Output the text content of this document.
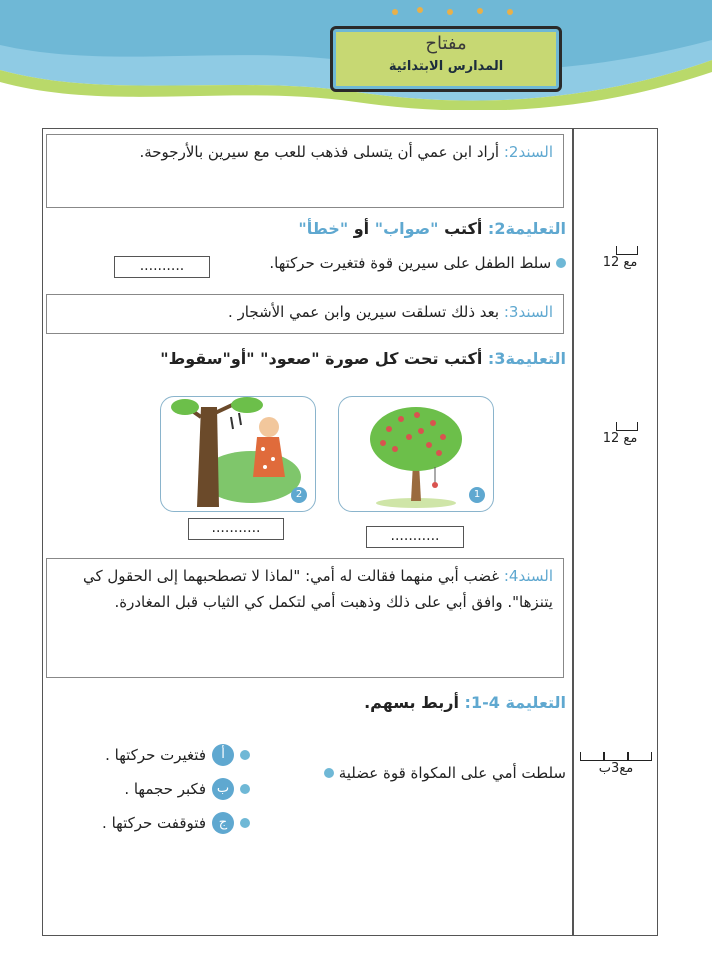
مفتاح
المدارس الابتدائية
السند2: أراد ابن عمي أن يتسلى فذهب للعب مع سيرين بالأرجوحة.
التعليمة2: أكتب "صواب" أو "خطأ"
سلط الطفل على سيرين قوة فتغيرت حركتها.
..........	مع 12
السند3: بعد ذلك تسلقت سيرين وابن عمي الأشجار .
التعليمة3: أكتب تحت كل صورة "صعود" "أو"سقوط"
1
...........
2
...........
مع 12
السند4: غضب أبي منهما فقالت له أمي: "لماذا لا تصطحبهما إلى الحقول كي يتنزها". وافق أبي على ذلك وذهبت أمي لتكمل كي الثياب قبل المغادرة.
التعليمة 4-1: أربط بسهم.
سلطت أمي على المكواة قوة عضلية
أ
فتغيرت حركتها .
ب
فكبر حجمها .
ج
فتوقفت حركتها .
مع3ب
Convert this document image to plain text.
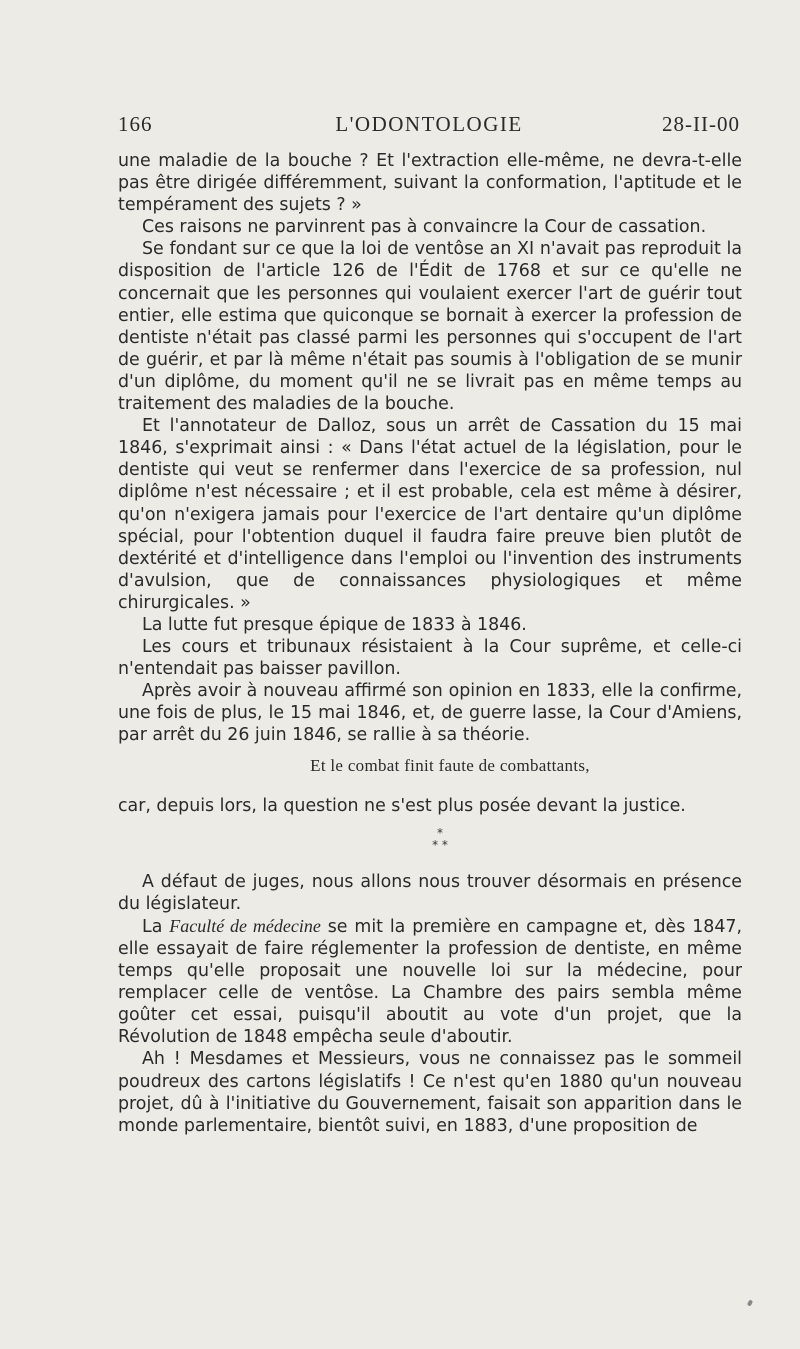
166	L'ODONTOLOGIE	28-II-00

une maladie de la bouche ? Et l'extraction elle-même, ne devra-t-elle pas être dirigée différemment, suivant la conformation, l'aptitude et le tempérament des sujets ? »

Ces raisons ne parvinrent pas à convaincre la Cour de cassation.

Se fondant sur ce que la loi de ventôse an XI n'avait pas reproduit la disposition de l'article 126 de l'Édit de 1768 et sur ce qu'elle ne concernait que les personnes qui voulaient exercer l'art de guérir tout entier, elle estima que quiconque se bornait à exercer la profession de dentiste n'était pas classé parmi les personnes qui s'occupent de l'art de guérir, et par là même n'était pas soumis à l'obligation de se munir d'un diplôme, du moment qu'il ne se livrait pas en même temps au traitement des maladies de la bouche.

Et l'annotateur de Dalloz, sous un arrêt de Cassation du 15 mai 1846, s'exprimait ainsi : « Dans l'état actuel de la législation, pour le dentiste qui veut se renfermer dans l'exercice de sa profession, nul diplôme n'est nécessaire ; et il est probable, cela est même à désirer, qu'on n'exigera jamais pour l'exercice de l'art dentaire qu'un diplôme spécial, pour l'obtention duquel il faudra faire preuve bien plutôt de dextérité et d'intelligence dans l'emploi ou l'invention des instruments d'avulsion, que de connaissances physiologiques et même chirurgicales. »

La lutte fut presque épique de 1833 à 1846.

Les cours et tribunaux résistaient à la Cour suprême, et celle-ci n'entendait pas baisser pavillon.

Après avoir à nouveau affirmé son opinion en 1833, elle la confirme, une fois de plus, le 15 mai 1846, et, de guerre lasse, la Cour d'Amiens, par arrêt du 26 juin 1846, se rallie à sa théorie.

Et le combat finit faute de combattants,

car, depuis lors, la question ne s'est plus posée devant la justice.

*
* *

A défaut de juges, nous allons nous trouver désormais en présence du législateur.

La Faculté de médecine se mit la première en campagne et, dès 1847, elle essayait de faire réglementer la profession de dentiste, en même temps qu'elle proposait une nouvelle loi sur la médecine, pour remplacer celle de ventôse. La Chambre des pairs sembla même goûter cet essai, puisqu'il aboutit au vote d'un projet, que la Révolution de 1848 empêcha seule d'aboutir.

Ah ! Mesdames et Messieurs, vous ne connaissez pas le sommeil poudreux des cartons législatifs ! Ce n'est qu'en 1880 qu'un nouveau projet, dû à l'initiative du Gouvernement, faisait son apparition dans le monde parlementaire, bientôt suivi, en 1883, d'une proposition de
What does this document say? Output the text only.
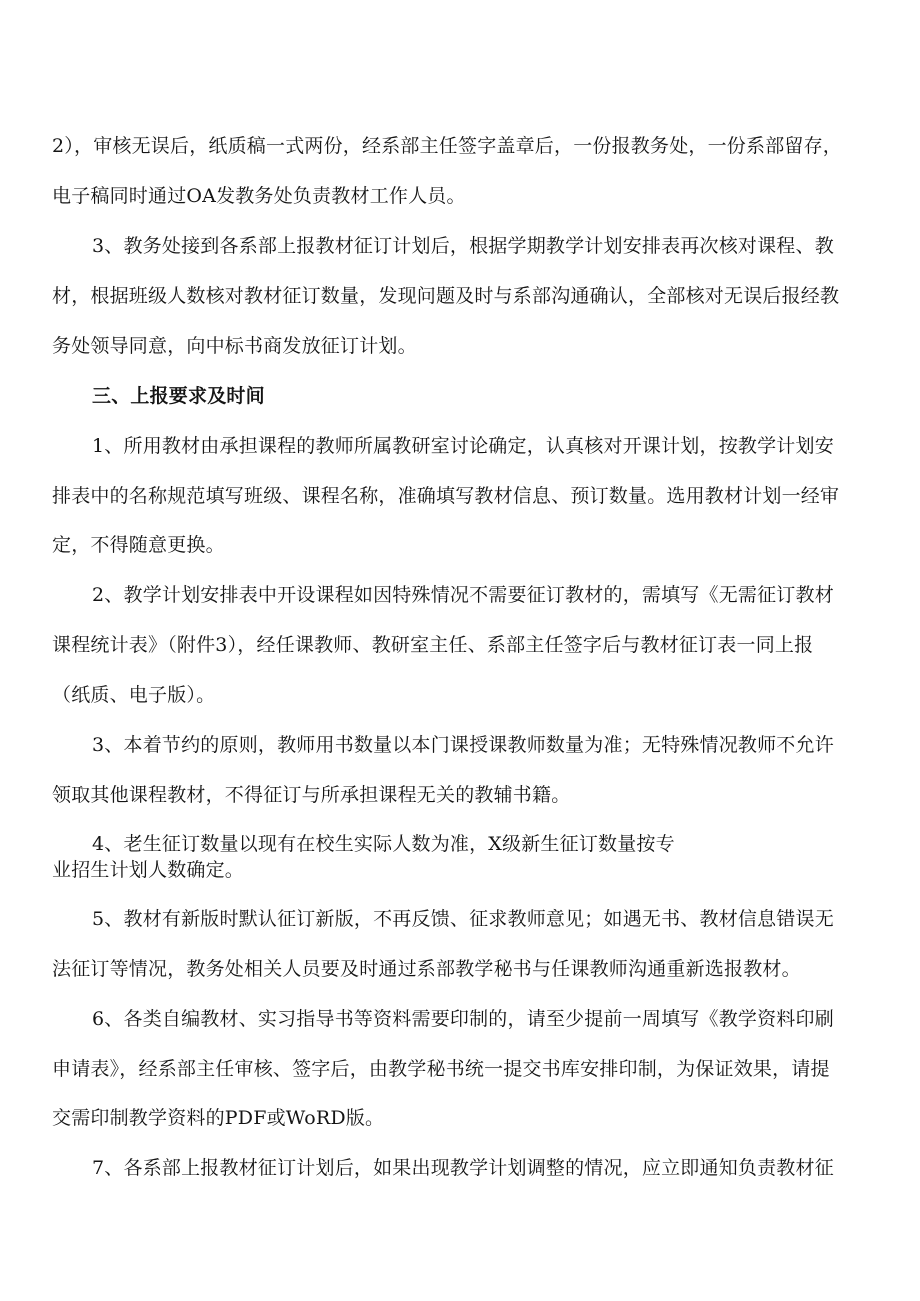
2），审核无误后，纸质稿一式两份，经系部主任签字盖章后，一份报教务处，一份系部留存，
电子稿同时通过OA发教务处负责教材工作人员。
3、教务处接到各系部上报教材征订计划后，根据学期教学计划安排表再次核对课程、教
材，根据班级人数核对教材征订数量，发现问题及时与系部沟通确认，全部核对无误后报经教
务处领导同意，向中标书商发放征订计划。
三、上报要求及时间
1、所用教材由承担课程的教师所属教研室讨论确定，认真核对开课计划，按教学计划安
排表中的名称规范填写班级、课程名称，准确填写教材信息、预订数量。选用教材计划一经审
定，不得随意更换。
2、教学计划安排表中开设课程如因特殊情况不需要征订教材的，需填写《无需征订教材
课程统计表》（附件3），经任课教师、教研室主任、系部主任签字后与教材征订表一同上报
（纸质、电子版）。
3、本着节约的原则，教师用书数量以本门课授课教师数量为准；无特殊情况教师不允许
领取其他课程教材，不得征订与所承担课程无关的教辅书籍。
4、老生征订数量以现有在校生实际人数为准，X级新生征订数量按专
业招生计划人数确定。
5、教材有新版时默认征订新版，不再反馈、征求教师意见；如遇无书、教材信息错误无
法征订等情况，教务处相关人员要及时通过系部教学秘书与任课教师沟通重新选报教材。
6、各类自编教材、实习指导书等资料需要印制的，请至少提前一周填写《教学资料印刷
申请表》，经系部主任审核、签字后，由教学秘书统一提交书库安排印制，为保证效果，请提
交需印制教学资料的PDF或WoRD版。
7、各系部上报教材征订计划后，如果出现教学计划调整的情况，应立即通知负责教材征
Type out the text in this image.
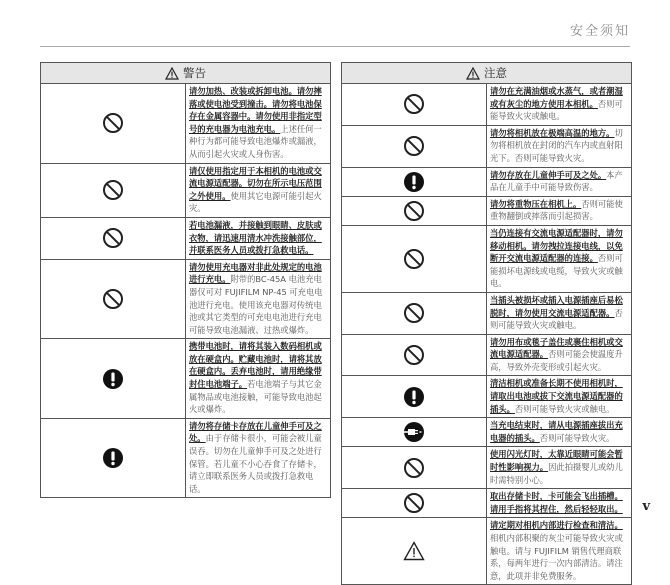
安全须知
警告	

	请勿加热、改装或拆卸电池。请勿摔落或使电池受到撞击。请勿将电池保存在金属容器中。请勿使用非指定型号的充电器为电池充电。上述任何一种行为都可能导致电池爆炸或漏液，从而引起火灾或人身伤害。

	请仅使用指定用于本相机的电池或交流电源适配器。切勿在所示电压范围之外使用。使用其它电源可能引起火灾。

	若电池漏液，并接触到眼睛、皮肤或衣物，请迅速用清水冲洗接触部位，并联系医务人员或拨打急救电话。

	请勿使用充电器对非此处规定的电池进行充电。附带的BC-45A 电池充电器仅可对 FUJIFILM NP-45 可充电电池进行充电。使用该充电器对传统电池或其它类型的可充电电池进行充电可能导致电池漏液、过热或爆炸。

	携带电池时，请将其装入数码相机或放在硬盒内。贮藏电池时，请将其放在硬盒内。丢弃电池时，请用绝缘带封住电池端子。若电池端子与其它金属物品或电池接触，可能导致电池起火或爆炸。

	请勿将存储卡存放在儿童伸手可及之处。由于存储卡很小，可能会被儿童误吞。切勿在儿童伸手可及之处进行保管。若儿童不小心吞食了存储卡，请立即联系医务人员或拨打急救电话。
注意	

	请勿在充满油烟或水蒸气，或者潮湿或有灰尘的地方使用本相机。否则可能导致火灾或触电。

	请勿将相机放在极端高温的地方。切勿将相机放在封闭的汽车内或直射阳光下。否则可能导致火灾。

	请勿存放在儿童伸手可及之处。本产品在儿童手中可能导致伤害。

	请勿将重物压在相机上。否则可能使重物翻倒或摔落而引起损害。

	当仍连接有交流电源适配器时，请勿移动相机。请勿拽拉连接电线，以免断开交流电源适配器的连接。否则可能损坏电源线或电缆，导致火灾或触电。

	当插头被损坏或插入电源插座后易松脱时，请勿使用交流电源适配器。否则可能导致火灾或触电。

	请勿用布或毯子盖住或裹住相机或交流电源适配器。否则可能会使温度升高，导致外壳变形或引起火灾。

	清洁相机或准备长期不使用相机时，请取出电池或拔下交流电源适配器的插头。否则可能导致火灾或触电。

	当充电结束时，请从电源插座拔出充电器的插头。否则可能导致火灾。

	使用闪光灯时，太靠近眼睛可能会暂时性影响视力。因此拍摄婴儿或幼儿时需特别小心。

	取出存储卡时，卡可能会飞出插槽。请用手指将其捏住，然后轻轻取出。

	请定期对相机内部进行检查和清洁。相机内部积聚的灰尘可能导致火灾或触电。请与 FUJIFILM 销售代理商联系，每两年进行一次内部清洁。请注意，此项并非免费服务。
v
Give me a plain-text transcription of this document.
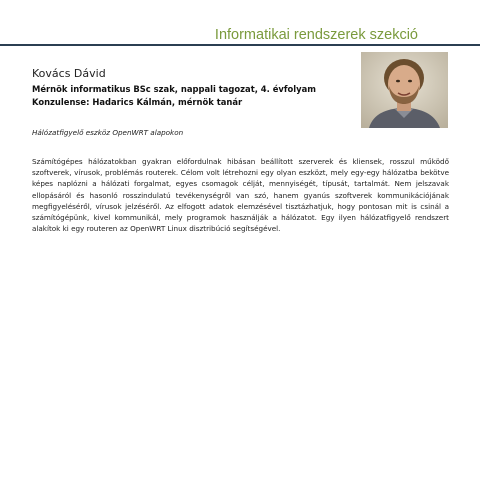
Informatikai rendszerek szekció
Kovács Dávid
Mérnök informatikus BSc szak, nappali tagozat, 4. évfolyam
Konzulense: Hadarics Kálmán, mérnök tanár
Hálózatfigyelő eszköz OpenWRT alapokon

Számítógépes hálózatokban gyakran előfordulnak hibásan beállított szerverek és kliensek, rosszul működő szoftverek, vírusok, problémás routerek. Célom volt létrehozni egy olyan eszközt, mely egy-egy hálózatba bekötve képes naplózni a hálózati forgalmat, egyes csomagok célját, mennyiségét, típusát, tartalmát. Nem jelszavak ellopásáról és hasonló rosszindulatú tevékenységről van szó, hanem gyanús szoftverek kommunikációjának megfigyeléséről, vírusok jelzéséről. Az elfogott adatok elemzésével tisztázhatjuk, hogy pontosan mit is csinál a számítógépünk, kivel kommunikál, mely programok használják a hálózatot. Egy ilyen hálózatfigyelő rendszert alakítok ki egy routeren az OpenWRT Linux disztribúció segítségével.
⁂
→ **What to work on**
Collect every line from the records above that contains the word "plain".

→ **Solution**
Convert this document image to plain text.
Give me a plain-text transcription of this document.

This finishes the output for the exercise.